→ **Job**: Give the stretch of the rows that opens with the line containing "data-point — [424, 142, 428, 146]" and closes with the line containing "data-point — [125, 99, 129, 103]", both ends included, as a Markdown table with the columns No. and Line. Number each line and leave out any blank lines.

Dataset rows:
Start
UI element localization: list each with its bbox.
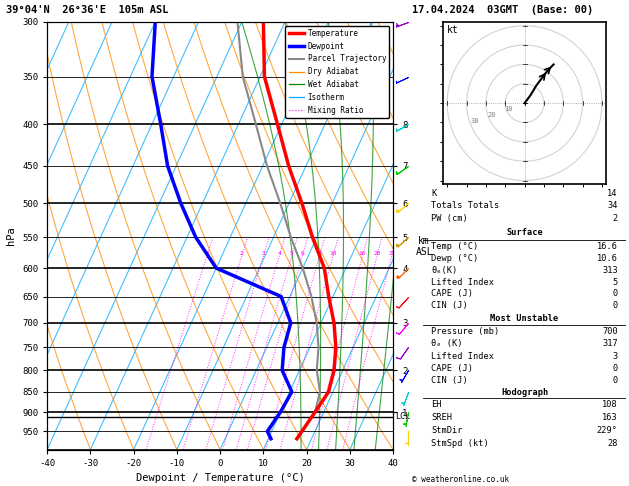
Text: Most Unstable: Most Unstable: [491, 314, 559, 323]
Text: 5: 5: [290, 251, 294, 256]
Text: 16: 16: [359, 251, 366, 256]
Text: CAPE (J): CAPE (J): [431, 364, 474, 373]
Text: StmSpd (kt): StmSpd (kt): [431, 439, 489, 448]
Text: K: K: [431, 189, 437, 198]
Text: 20: 20: [487, 112, 496, 118]
Text: SREH: SREH: [431, 413, 452, 422]
Text: 0: 0: [613, 290, 618, 298]
Y-axis label: hPa: hPa: [6, 226, 16, 245]
Text: θₑ (K): θₑ (K): [431, 339, 463, 348]
Legend: Temperature, Dewpoint, Parcel Trajectory, Dry Adiabat, Wet Adiabat, Isotherm, Mi: Temperature, Dewpoint, Parcel Trajectory…: [286, 26, 389, 118]
Text: © weatheronline.co.uk: © weatheronline.co.uk: [412, 474, 509, 484]
Text: 3: 3: [613, 352, 618, 361]
Text: 10: 10: [329, 251, 337, 256]
Text: StmDir: StmDir: [431, 426, 463, 435]
Text: Dewp (°C): Dewp (°C): [431, 254, 479, 262]
Text: Surface: Surface: [506, 228, 543, 237]
Text: 6: 6: [301, 251, 304, 256]
Text: Totals Totals: Totals Totals: [431, 201, 499, 210]
Text: 5: 5: [613, 278, 618, 287]
Text: 14: 14: [607, 189, 618, 198]
Text: PW (cm): PW (cm): [431, 213, 468, 223]
Text: θₑ(K): θₑ(K): [431, 265, 458, 275]
Text: 3: 3: [262, 251, 265, 256]
Text: 20: 20: [373, 251, 381, 256]
Text: Pressure (mb): Pressure (mb): [431, 327, 499, 336]
Text: 317: 317: [602, 339, 618, 348]
Text: 28: 28: [607, 439, 618, 448]
Text: 229°: 229°: [597, 426, 618, 435]
Text: 16.6: 16.6: [597, 242, 618, 251]
Text: 2: 2: [240, 251, 243, 256]
Text: 0: 0: [613, 301, 618, 311]
Text: 108: 108: [602, 400, 618, 409]
Text: 700: 700: [602, 327, 618, 336]
Text: Lifted Index: Lifted Index: [431, 278, 494, 287]
Text: 1: 1: [205, 251, 209, 256]
Text: 0: 0: [613, 364, 618, 373]
Text: 313: 313: [602, 265, 618, 275]
Text: 25: 25: [388, 251, 396, 256]
Text: Lifted Index: Lifted Index: [431, 352, 494, 361]
Text: CIN (J): CIN (J): [431, 376, 468, 385]
Text: 39°04'N  26°36'E  105m ASL: 39°04'N 26°36'E 105m ASL: [6, 5, 169, 15]
Text: 34: 34: [607, 201, 618, 210]
Text: Temp (°C): Temp (°C): [431, 242, 479, 251]
X-axis label: Dewpoint / Temperature (°C): Dewpoint / Temperature (°C): [136, 473, 304, 483]
Y-axis label: km
ASL: km ASL: [415, 236, 433, 257]
Text: LCL: LCL: [395, 412, 410, 421]
Text: 17.04.2024  03GMT  (Base: 00): 17.04.2024 03GMT (Base: 00): [412, 5, 593, 15]
Text: 0: 0: [613, 376, 618, 385]
Text: 10.6: 10.6: [597, 254, 618, 262]
Text: 30: 30: [471, 118, 479, 123]
Text: kt: kt: [447, 25, 459, 35]
Text: CIN (J): CIN (J): [431, 301, 468, 311]
Text: CAPE (J): CAPE (J): [431, 290, 474, 298]
Text: 2: 2: [613, 213, 618, 223]
Text: 163: 163: [602, 413, 618, 422]
Text: 10: 10: [504, 106, 513, 112]
Text: 4: 4: [277, 251, 281, 256]
Text: 8: 8: [318, 251, 321, 256]
Text: Hodograph: Hodograph: [501, 388, 548, 397]
Text: EH: EH: [431, 400, 442, 409]
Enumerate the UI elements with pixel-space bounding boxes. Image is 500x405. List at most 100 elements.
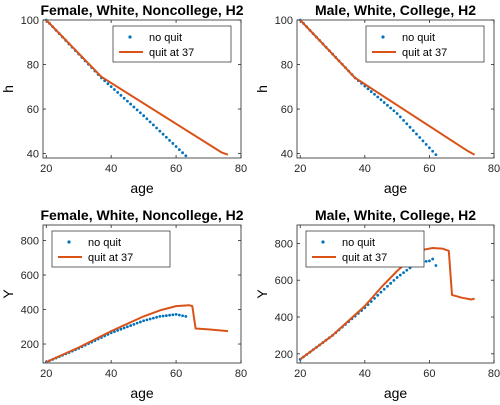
data-point — [424, 142, 428, 146]
legend-entry: no quit — [402, 32, 435, 44]
series-line-quit — [45, 304, 229, 364]
data-point — [132, 322, 136, 326]
data-point — [138, 320, 142, 324]
data-point — [161, 132, 165, 136]
data-point — [125, 99, 129, 103]
x-tick-label: 60 — [170, 163, 182, 175]
data-point — [434, 153, 438, 157]
x-tick-label: 20 — [40, 368, 52, 380]
y-tick-label: 80 — [281, 60, 293, 72]
x-tick-label: 60 — [423, 163, 435, 175]
x-tick-label: 80 — [488, 163, 500, 175]
data-point — [119, 93, 123, 97]
data-point — [168, 138, 171, 142]
data-point — [402, 118, 405, 122]
data-point — [155, 315, 159, 319]
data-point — [395, 276, 399, 279]
y-axis-label: h — [0, 85, 16, 93]
legend-entry: quit at 37 — [342, 252, 387, 264]
legend-box — [112, 25, 232, 63]
legend-entry: quit at 37 — [149, 47, 194, 59]
legend-entry: no quit — [88, 237, 121, 249]
data-point — [132, 105, 136, 109]
data-point — [113, 88, 116, 91]
x-tick-label: 80 — [488, 368, 500, 380]
data-point — [366, 87, 370, 91]
x-tick-label: 40 — [105, 163, 117, 175]
data-point — [398, 273, 402, 277]
data-point — [168, 313, 171, 317]
data-point — [135, 321, 139, 325]
data-point — [142, 319, 146, 323]
data-point — [408, 125, 412, 129]
series-line-quit — [45, 19, 229, 156]
x-axis-label: age — [130, 180, 154, 196]
data-point — [428, 259, 431, 263]
data-point — [376, 95, 380, 99]
data-point — [392, 278, 396, 282]
data-point — [428, 146, 431, 150]
legend-marker-no-quit — [128, 35, 132, 39]
data-point — [174, 145, 178, 148]
legend: no quit quit at 37 — [305, 230, 425, 268]
data-point — [161, 314, 165, 318]
y-tick-label: 60 — [27, 104, 39, 116]
x-tick-label: 20 — [294, 368, 306, 380]
legend-entry: no quit — [149, 32, 182, 44]
legend-entry: quit at 37 — [88, 252, 133, 264]
data-point — [369, 90, 373, 93]
y-axis-label: Y — [0, 289, 16, 299]
data-point — [171, 313, 175, 317]
data-point — [142, 114, 146, 118]
chart-title: Male, White, College, H2 — [315, 207, 476, 223]
series-line-quit — [299, 19, 476, 156]
data-point — [155, 126, 159, 130]
y-tick-label: 40 — [281, 149, 293, 161]
data-point — [405, 268, 409, 272]
chart-title: Male, White, College, H2 — [315, 2, 476, 18]
data-point — [418, 136, 422, 139]
x-axis-label: age — [130, 385, 154, 401]
data-point — [109, 85, 113, 89]
data-point — [434, 264, 438, 267]
data-point — [129, 324, 133, 327]
data-point — [116, 328, 120, 332]
data-point — [177, 313, 181, 317]
data-point — [421, 139, 425, 143]
x-tick-label: 40 — [359, 368, 371, 380]
data-point — [181, 151, 184, 155]
data-point — [145, 318, 149, 322]
data-point — [415, 132, 418, 136]
y-tick-label: 200 — [21, 339, 39, 351]
data-point — [389, 106, 393, 110]
subplot-3: 20 40 60 80 200 400 600 800 Female, White, Nonco… — [0, 207, 247, 401]
data-point — [405, 122, 409, 126]
data-point — [106, 82, 110, 86]
data-point — [424, 259, 428, 263]
data-point — [125, 325, 129, 329]
data-point — [373, 297, 376, 300]
data-point — [181, 314, 184, 318]
legend: no quit quit at 37 — [365, 25, 485, 63]
legend-box — [51, 230, 171, 268]
y-tick-label: 600 — [275, 275, 293, 287]
x-tick-label: 40 — [359, 163, 371, 175]
data-point — [379, 290, 383, 294]
data-point — [395, 112, 399, 115]
y-tick-label: 40 — [27, 149, 39, 161]
chart-title: Female, White, Noncollege, H2 — [40, 2, 243, 18]
data-point — [164, 314, 168, 317]
data-point — [151, 316, 155, 320]
subplot-4: 20 40 60 80 200 400 600 800 Male, White, College… — [254, 207, 500, 401]
data-point — [116, 91, 120, 94]
x-tick-label: 40 — [105, 368, 117, 380]
legend-entry: quit at 37 — [402, 47, 447, 59]
x-tick-label: 80 — [235, 368, 247, 380]
data-point — [119, 327, 123, 331]
data-point — [138, 111, 142, 115]
y-tick-label: 60 — [281, 104, 293, 116]
y-axis-label: h — [254, 85, 270, 93]
data-point — [389, 281, 393, 285]
data-point — [431, 257, 435, 261]
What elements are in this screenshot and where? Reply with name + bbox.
End
→ **Expected answer**:
| No. | Line |
|---|---|
| 1 | data-point — [424, 142, 428, 146] |
| 2 | legend-entry: no quit — [402, 32, 435, 44] |
| 3 | series-line-quit — [45, 304, 229, 364] |
| 4 | data-point — [132, 322, 136, 326] |
| 5 | data-point — [138, 320, 142, 324] |
| 6 | data-point — [161, 132, 165, 136] |
| 7 | data-point — [125, 99, 129, 103] |